--- Begin Listing ---

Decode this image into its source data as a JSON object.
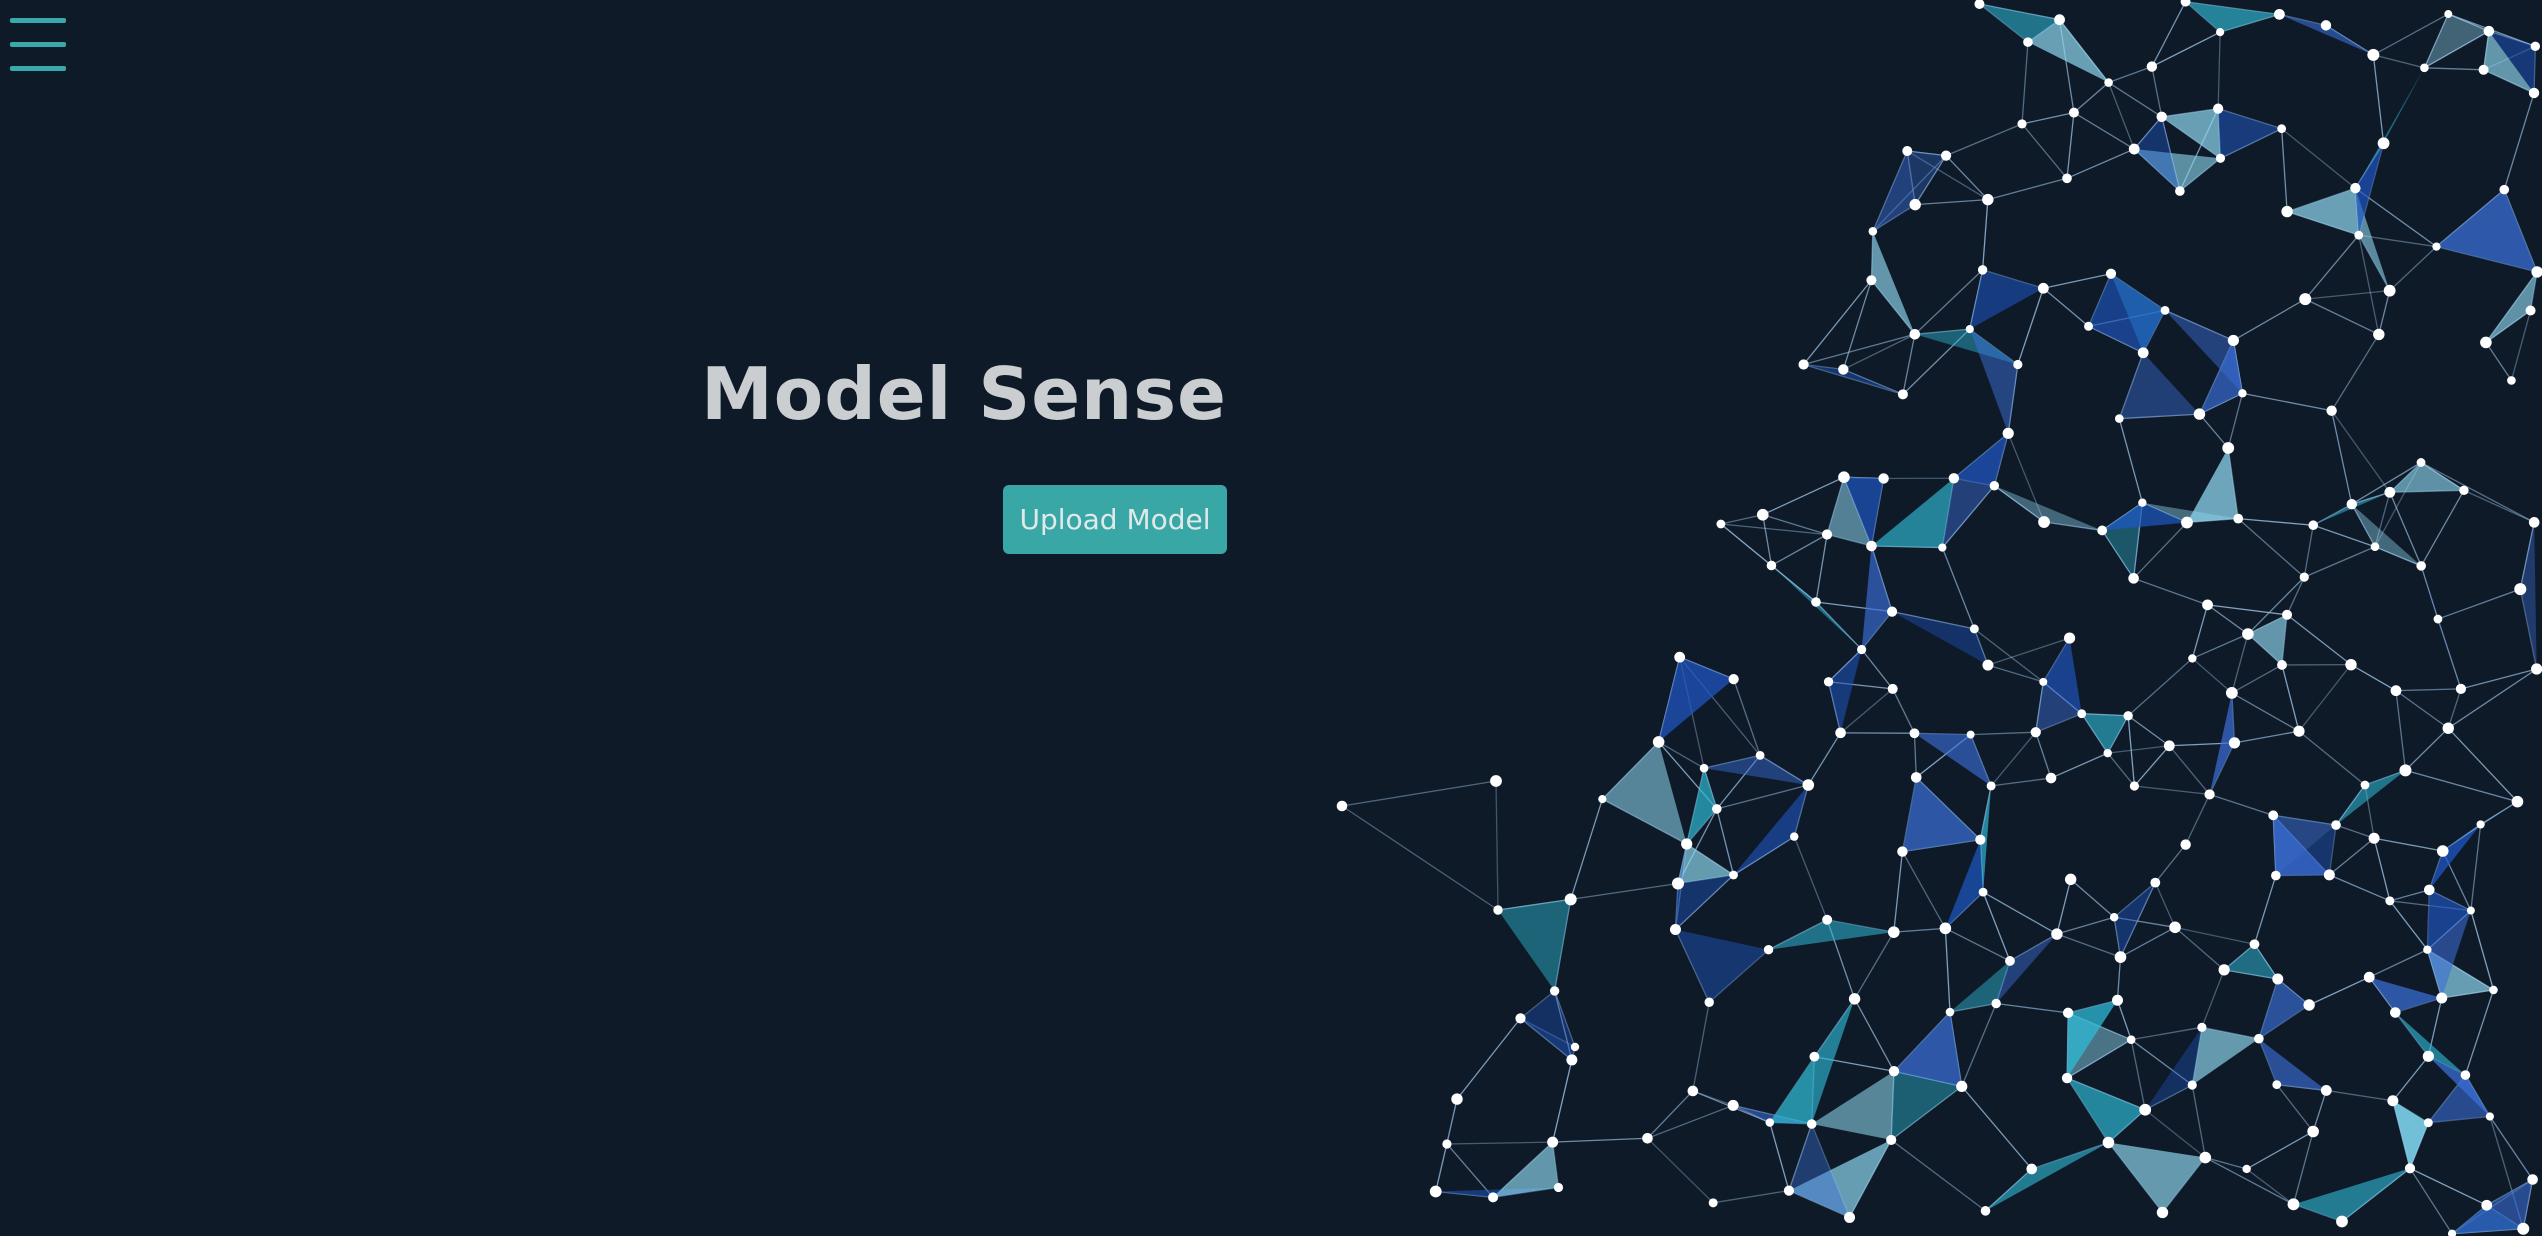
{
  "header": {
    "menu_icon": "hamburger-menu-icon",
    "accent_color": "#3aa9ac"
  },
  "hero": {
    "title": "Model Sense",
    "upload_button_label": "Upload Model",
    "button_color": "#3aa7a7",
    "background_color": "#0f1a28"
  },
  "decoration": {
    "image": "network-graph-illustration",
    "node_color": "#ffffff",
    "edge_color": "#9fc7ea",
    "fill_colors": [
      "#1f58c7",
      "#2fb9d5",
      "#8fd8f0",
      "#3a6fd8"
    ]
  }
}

--- End Listing ---

Requirement — Each line with the string "Model" in it needs to be found and copied.

Exercise answer —
    "title": "Model Sense",
    "upload_button_label": "Upload Model",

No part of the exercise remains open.